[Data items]
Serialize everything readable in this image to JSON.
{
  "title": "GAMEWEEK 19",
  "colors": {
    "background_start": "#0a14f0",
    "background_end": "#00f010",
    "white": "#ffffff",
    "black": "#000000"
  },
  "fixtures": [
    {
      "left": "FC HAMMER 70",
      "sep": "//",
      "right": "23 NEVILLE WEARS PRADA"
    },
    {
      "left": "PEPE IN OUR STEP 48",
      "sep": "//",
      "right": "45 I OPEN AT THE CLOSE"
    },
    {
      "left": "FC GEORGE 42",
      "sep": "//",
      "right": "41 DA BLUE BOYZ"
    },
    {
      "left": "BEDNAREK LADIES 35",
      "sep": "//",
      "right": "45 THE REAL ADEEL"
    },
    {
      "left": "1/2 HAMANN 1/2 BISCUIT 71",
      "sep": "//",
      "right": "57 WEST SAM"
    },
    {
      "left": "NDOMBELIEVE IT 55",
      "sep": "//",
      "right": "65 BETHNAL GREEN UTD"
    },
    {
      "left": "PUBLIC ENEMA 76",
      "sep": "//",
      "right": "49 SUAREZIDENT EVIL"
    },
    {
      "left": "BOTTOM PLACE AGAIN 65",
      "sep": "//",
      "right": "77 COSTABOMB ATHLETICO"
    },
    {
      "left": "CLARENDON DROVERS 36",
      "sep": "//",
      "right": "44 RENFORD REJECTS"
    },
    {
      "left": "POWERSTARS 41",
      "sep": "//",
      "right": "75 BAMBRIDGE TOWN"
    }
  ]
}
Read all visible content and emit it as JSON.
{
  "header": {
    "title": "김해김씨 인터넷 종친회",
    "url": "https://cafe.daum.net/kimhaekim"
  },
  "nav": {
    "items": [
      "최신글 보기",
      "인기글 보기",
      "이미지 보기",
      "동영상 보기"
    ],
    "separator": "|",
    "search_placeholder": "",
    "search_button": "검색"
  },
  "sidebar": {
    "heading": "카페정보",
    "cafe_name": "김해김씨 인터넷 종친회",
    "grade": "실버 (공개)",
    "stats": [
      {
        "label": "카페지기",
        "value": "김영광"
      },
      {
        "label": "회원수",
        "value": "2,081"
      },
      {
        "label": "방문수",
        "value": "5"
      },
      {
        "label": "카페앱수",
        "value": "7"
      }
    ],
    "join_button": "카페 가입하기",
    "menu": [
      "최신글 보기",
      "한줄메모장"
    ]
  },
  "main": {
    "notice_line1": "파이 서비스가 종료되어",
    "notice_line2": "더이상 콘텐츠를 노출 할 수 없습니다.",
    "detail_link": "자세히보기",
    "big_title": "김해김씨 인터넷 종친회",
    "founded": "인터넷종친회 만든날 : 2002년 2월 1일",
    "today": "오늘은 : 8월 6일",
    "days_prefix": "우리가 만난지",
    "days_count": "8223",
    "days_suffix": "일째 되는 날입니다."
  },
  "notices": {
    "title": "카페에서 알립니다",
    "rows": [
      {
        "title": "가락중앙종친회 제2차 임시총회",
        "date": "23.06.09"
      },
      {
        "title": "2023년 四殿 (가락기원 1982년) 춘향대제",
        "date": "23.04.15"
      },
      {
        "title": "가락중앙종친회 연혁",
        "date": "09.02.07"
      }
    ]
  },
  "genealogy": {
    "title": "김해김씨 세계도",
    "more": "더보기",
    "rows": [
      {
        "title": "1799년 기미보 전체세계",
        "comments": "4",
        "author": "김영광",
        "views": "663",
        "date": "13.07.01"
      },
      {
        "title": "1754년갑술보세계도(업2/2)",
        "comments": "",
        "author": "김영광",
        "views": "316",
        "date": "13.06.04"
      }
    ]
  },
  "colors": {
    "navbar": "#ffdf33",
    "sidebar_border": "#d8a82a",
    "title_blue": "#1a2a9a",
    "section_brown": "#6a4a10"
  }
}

» Aim
Repeat all the records. Match each line exactly.

» Worked solution
Serialize everything readable in this image to JSON.
{
  "title": "GAMEWEEK 19",
  "colors": {
    "background_start": "#0a14f0",
    "background_end": "#00f010",
    "white": "#ffffff",
    "black": "#000000"
  },
  "fixtures": [
    {
      "left": "FC HAMMER 70",
      "sep": "//",
      "right": "23 NEVILLE WEARS PRADA"
    },
    {
      "left": "PEPE IN OUR STEP 48",
      "sep": "//",
      "right": "45 I OPEN AT THE CLOSE"
    },
    {
      "left": "FC GEORGE 42",
      "sep": "//",
      "right": "41 DA BLUE BOYZ"
    },
    {
      "left": "BEDNAREK LADIES 35",
      "sep": "//",
      "right": "45 THE REAL ADEEL"
    },
    {
      "left": "1/2 HAMANN 1/2 BISCUIT 71",
      "sep": "//",
      "right": "57 WEST SAM"
    },
    {
      "left": "NDOMBELIEVE IT 55",
      "sep": "//",
      "right": "65 BETHNAL GREEN UTD"
    },
    {
      "left": "PUBLIC ENEMA 76",
      "sep": "//",
      "right": "49 SUAREZIDENT EVIL"
    },
    {
      "left": "BOTTOM PLACE AGAIN 65",
      "sep": "//",
      "right": "77 COSTABOMB ATHLETICO"
    },
    {
      "left": "CLARENDON DROVERS 36",
      "sep": "//",
      "right": "44 RENFORD REJECTS"
    },
    {
      "left": "POWERSTARS 41",
      "sep": "//",
      "right": "75 BAMBRIDGE TOWN"
    }
  ]
}
Read all visible content and emit it as JSON.
{
  "header": {
    "title": "김해김씨 인터넷 종친회",
    "url": "https://cafe.daum.net/kimhaekim"
  },
  "nav": {
    "items": [
      "최신글 보기",
      "인기글 보기",
      "이미지 보기",
      "동영상 보기"
    ],
    "separator": "|",
    "search_placeholder": "",
    "search_button": "검색"
  },
  "sidebar": {
    "heading": "카페정보",
    "cafe_name": "김해김씨 인터넷 종친회",
    "grade": "실버 (공개)",
    "stats": [
      {
        "label": "카페지기",
        "value": "김영광"
      },
      {
        "label": "회원수",
        "value": "2,081"
      },
      {
        "label": "방문수",
        "value": "5"
      },
      {
        "label": "카페앱수",
        "value": "7"
      }
    ],
    "join_button": "카페 가입하기",
    "menu": [
      "최신글 보기",
      "한줄메모장"
    ]
  },
  "main": {
    "notice_line1": "파이 서비스가 종료되어",
    "notice_line2": "더이상 콘텐츠를 노출 할 수 없습니다.",
    "detail_link": "자세히보기",
    "big_title": "김해김씨 인터넷 종친회",
    "founded": "인터넷종친회 만든날 : 2002년 2월 1일",
    "today": "오늘은 : 8월 6일",
    "days_prefix": "우리가 만난지",
    "days_count": "8223",
    "days_suffix": "일째 되는 날입니다."
  },
  "notices": {
    "title": "카페에서 알립니다",
    "rows": [
      {
        "title": "가락중앙종친회 제2차 임시총회",
        "date": "23.06.09"
      },
      {
        "title": "2023년 四殿 (가락기원 1982년) 춘향대제",
        "date": "23.04.15"
      },
      {
        "title": "가락중앙종친회 연혁",
        "date": "09.02.07"
      }
    ]
  },
  "genealogy": {
    "title": "김해김씨 세계도",
    "more": "더보기",
    "rows": [
      {
        "title": "1799년 기미보 전체세계",
        "comments": "4",
        "author": "김영광",
        "views": "663",
        "date": "13.07.01"
      },
      {
        "title": "1754년갑술보세계도(업2/2)",
        "comments": "",
        "author": "김영광",
        "views": "316",
        "date": "13.06.04"
      }
    ]
  },
  "colors": {
    "navbar": "#ffdf33",
    "sidebar_border": "#d8a82a",
    "title_blue": "#1a2a9a",
    "section_brown": "#6a4a10"
  }
}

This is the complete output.